Set problem: Go through the listing and copy every line word for word.

Material for the task:
........

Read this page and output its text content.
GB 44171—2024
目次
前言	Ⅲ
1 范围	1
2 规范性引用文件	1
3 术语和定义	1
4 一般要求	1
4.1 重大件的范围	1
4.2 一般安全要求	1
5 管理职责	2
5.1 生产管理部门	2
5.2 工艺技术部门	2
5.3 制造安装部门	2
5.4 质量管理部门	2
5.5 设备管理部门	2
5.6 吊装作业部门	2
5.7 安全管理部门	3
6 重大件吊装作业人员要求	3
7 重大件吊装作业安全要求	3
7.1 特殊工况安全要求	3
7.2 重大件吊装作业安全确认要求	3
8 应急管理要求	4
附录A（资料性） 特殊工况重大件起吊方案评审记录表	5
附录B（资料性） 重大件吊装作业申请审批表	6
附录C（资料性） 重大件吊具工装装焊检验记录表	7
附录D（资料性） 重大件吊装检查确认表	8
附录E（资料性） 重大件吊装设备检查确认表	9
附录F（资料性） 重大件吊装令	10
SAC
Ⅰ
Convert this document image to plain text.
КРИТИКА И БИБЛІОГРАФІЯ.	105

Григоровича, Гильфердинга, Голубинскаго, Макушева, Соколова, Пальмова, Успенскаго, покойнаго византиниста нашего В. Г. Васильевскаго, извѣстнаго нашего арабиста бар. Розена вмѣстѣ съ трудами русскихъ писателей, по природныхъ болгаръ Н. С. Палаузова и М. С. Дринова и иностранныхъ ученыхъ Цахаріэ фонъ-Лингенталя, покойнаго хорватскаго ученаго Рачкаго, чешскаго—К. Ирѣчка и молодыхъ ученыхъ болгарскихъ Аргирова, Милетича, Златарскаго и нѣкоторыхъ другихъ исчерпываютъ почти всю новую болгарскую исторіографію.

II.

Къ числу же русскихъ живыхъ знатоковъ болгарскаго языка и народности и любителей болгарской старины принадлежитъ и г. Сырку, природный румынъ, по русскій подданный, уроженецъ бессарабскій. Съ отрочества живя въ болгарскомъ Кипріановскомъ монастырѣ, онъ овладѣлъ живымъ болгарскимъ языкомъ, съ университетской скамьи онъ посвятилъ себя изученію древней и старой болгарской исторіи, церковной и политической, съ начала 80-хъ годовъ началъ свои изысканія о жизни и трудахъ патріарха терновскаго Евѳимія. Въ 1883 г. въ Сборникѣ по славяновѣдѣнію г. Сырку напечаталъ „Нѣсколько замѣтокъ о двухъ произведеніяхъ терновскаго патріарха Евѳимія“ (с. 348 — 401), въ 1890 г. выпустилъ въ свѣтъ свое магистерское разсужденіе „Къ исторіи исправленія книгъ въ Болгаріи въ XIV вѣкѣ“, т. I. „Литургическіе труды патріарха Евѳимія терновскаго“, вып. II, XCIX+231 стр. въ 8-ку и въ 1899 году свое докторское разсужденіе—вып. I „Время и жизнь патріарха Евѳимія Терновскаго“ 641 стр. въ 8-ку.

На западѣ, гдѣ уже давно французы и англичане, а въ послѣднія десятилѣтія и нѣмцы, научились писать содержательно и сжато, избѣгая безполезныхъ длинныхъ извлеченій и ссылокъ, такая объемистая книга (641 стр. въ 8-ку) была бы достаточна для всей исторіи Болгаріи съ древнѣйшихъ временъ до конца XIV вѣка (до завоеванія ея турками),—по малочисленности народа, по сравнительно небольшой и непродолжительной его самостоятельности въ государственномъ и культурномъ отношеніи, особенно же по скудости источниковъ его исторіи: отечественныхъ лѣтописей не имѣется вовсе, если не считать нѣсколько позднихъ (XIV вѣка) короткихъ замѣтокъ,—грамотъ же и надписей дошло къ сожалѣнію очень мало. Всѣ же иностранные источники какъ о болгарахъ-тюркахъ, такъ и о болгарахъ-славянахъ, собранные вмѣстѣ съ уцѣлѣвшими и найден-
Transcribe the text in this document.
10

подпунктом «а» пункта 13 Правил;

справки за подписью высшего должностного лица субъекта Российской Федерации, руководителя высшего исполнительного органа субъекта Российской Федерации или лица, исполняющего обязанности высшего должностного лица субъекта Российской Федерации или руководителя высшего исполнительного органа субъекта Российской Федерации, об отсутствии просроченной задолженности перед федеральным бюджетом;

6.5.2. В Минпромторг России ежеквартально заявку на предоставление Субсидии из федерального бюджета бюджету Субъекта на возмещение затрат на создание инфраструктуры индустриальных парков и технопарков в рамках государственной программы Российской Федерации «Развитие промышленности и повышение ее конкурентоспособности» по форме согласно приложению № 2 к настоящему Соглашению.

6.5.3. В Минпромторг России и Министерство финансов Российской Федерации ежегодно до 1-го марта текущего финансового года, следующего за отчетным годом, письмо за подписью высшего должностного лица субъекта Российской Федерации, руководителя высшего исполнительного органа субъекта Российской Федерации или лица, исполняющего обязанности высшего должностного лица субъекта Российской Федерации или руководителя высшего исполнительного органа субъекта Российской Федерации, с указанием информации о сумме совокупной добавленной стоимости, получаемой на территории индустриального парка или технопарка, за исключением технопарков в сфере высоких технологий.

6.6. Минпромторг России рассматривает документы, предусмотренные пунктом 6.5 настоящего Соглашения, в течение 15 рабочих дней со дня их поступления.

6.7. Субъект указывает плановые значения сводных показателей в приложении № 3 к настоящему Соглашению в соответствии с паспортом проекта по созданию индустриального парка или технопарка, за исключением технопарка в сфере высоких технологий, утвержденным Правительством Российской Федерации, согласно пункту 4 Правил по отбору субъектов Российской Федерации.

........

Completed exercise:
Read this page and output its text content.
GB 44171—2024
目次
前言	Ⅲ
1 范围	1
2 规范性引用文件	1
3 术语和定义	1
4 一般要求	1
4.1 重大件的范围	1
4.2 一般安全要求	1
5 管理职责	2
5.1 生产管理部门	2
5.2 工艺技术部门	2
5.3 制造安装部门	2
5.4 质量管理部门	2
5.5 设备管理部门	2
5.6 吊装作业部门	2
5.7 安全管理部门	3
6 重大件吊装作业人员要求	3
7 重大件吊装作业安全要求	3
7.1 特殊工况安全要求	3
7.2 重大件吊装作业安全确认要求	3
8 应急管理要求	4
附录A（资料性） 特殊工况重大件起吊方案评审记录表	5
附录B（资料性） 重大件吊装作业申请审批表	6
附录C（资料性） 重大件吊具工装装焊检验记录表	7
附录D（资料性） 重大件吊装检查确认表	8
附录E（资料性） 重大件吊装设备检查确认表	9
附录F（资料性） 重大件吊装令	10
SAC
Ⅰ
Convert this document image to plain text.
КРИТИКА И БИБЛІОГРАФІЯ.	105

Григоровича, Гильфердинга, Голубинскаго, Макушева, Соколова, Пальмова, Успенскаго, покойнаго византиниста нашего В. Г. Васильевскаго, извѣстнаго нашего арабиста бар. Розена вмѣстѣ съ трудами русскихъ писателей, по природныхъ болгаръ Н. С. Палаузова и М. С. Дринова и иностранныхъ ученыхъ Цахаріэ фонъ-Лингенталя, покойнаго хорватскаго ученаго Рачкаго, чешскаго—К. Ирѣчка и молодыхъ ученыхъ болгарскихъ Аргирова, Милетича, Златарскаго и нѣкоторыхъ другихъ исчерпываютъ почти всю новую болгарскую исторіографію.

II.

Къ числу же русскихъ живыхъ знатоковъ болгарскаго языка и народности и любителей болгарской старины принадлежитъ и г. Сырку, природный румынъ, по русскій подданный, уроженецъ бессарабскій. Съ отрочества живя въ болгарскомъ Кипріановскомъ монастырѣ, онъ овладѣлъ живымъ болгарскимъ языкомъ, съ университетской скамьи онъ посвятилъ себя изученію древней и старой болгарской исторіи, церковной и политической, съ начала 80-хъ годовъ началъ свои изысканія о жизни и трудахъ патріарха терновскаго Евѳимія. Въ 1883 г. въ Сборникѣ по славяновѣдѣнію г. Сырку напечаталъ „Нѣсколько замѣтокъ о двухъ произведеніяхъ терновскаго патріарха Евѳимія“ (с. 348 — 401), въ 1890 г. выпустилъ въ свѣтъ свое магистерское разсужденіе „Къ исторіи исправленія книгъ въ Болгаріи въ XIV вѣкѣ“, т. I. „Литургическіе труды патріарха Евѳимія терновскаго“, вып. II, XCIX+231 стр. въ 8-ку и въ 1899 году свое докторское разсужденіе—вып. I „Время и жизнь патріарха Евѳимія Терновскаго“ 641 стр. въ 8-ку.

На западѣ, гдѣ уже давно французы и англичане, а въ послѣднія десятилѣтія и нѣмцы, научились писать содержательно и сжато, избѣгая безполезныхъ длинныхъ извлеченій и ссылокъ, такая объемистая книга (641 стр. въ 8-ку) была бы достаточна для всей исторіи Болгаріи съ древнѣйшихъ временъ до конца XIV вѣка (до завоеванія ея турками),—по малочисленности народа, по сравнительно небольшой и непродолжительной его самостоятельности въ государственномъ и культурномъ отношеніи, особенно же по скудости источниковъ его исторіи: отечественныхъ лѣтописей не имѣется вовсе, если не считать нѣсколько позднихъ (XIV вѣка) короткихъ замѣтокъ,—грамотъ же и надписей дошло къ сожалѣнію очень мало. Всѣ же иностранные источники какъ о болгарахъ-тюркахъ, такъ и о болгарахъ-славянахъ, собранные вмѣстѣ съ уцѣлѣвшими и найден-
Transcribe the text in this document.
10

подпунктом «а» пункта 13 Правил;

справки за подписью высшего должностного лица субъекта Российской Федерации, руководителя высшего исполнительного органа субъекта Российской Федерации или лица, исполняющего обязанности высшего должностного лица субъекта Российской Федерации или руководителя высшего исполнительного органа субъекта Российской Федерации, об отсутствии просроченной задолженности перед федеральным бюджетом;

6.5.2. В Минпромторг России ежеквартально заявку на предоставление Субсидии из федерального бюджета бюджету Субъекта на возмещение затрат на создание инфраструктуры индустриальных парков и технопарков в рамках государственной программы Российской Федерации «Развитие промышленности и повышение ее конкурентоспособности» по форме согласно приложению № 2 к настоящему Соглашению.

6.5.3. В Минпромторг России и Министерство финансов Российской Федерации ежегодно до 1-го марта текущего финансового года, следующего за отчетным годом, письмо за подписью высшего должностного лица субъекта Российской Федерации, руководителя высшего исполнительного органа субъекта Российской Федерации или лица, исполняющего обязанности высшего должностного лица субъекта Российской Федерации или руководителя высшего исполнительного органа субъекта Российской Федерации, с указанием информации о сумме совокупной добавленной стоимости, получаемой на территории индустриального парка или технопарка, за исключением технопарков в сфере высоких технологий.

6.6. Минпромторг России рассматривает документы, предусмотренные пунктом 6.5 настоящего Соглашения, в течение 15 рабочих дней со дня их поступления.

6.7. Субъект указывает плановые значения сводных показателей в приложении № 3 к настоящему Соглашению в соответствии с паспортом проекта по созданию индустриального парка или технопарка, за исключением технопарка в сфере высоких технологий, утвержденным Правительством Российской Федерации, согласно пункту 4 Правил по отбору субъектов Российской Федерации.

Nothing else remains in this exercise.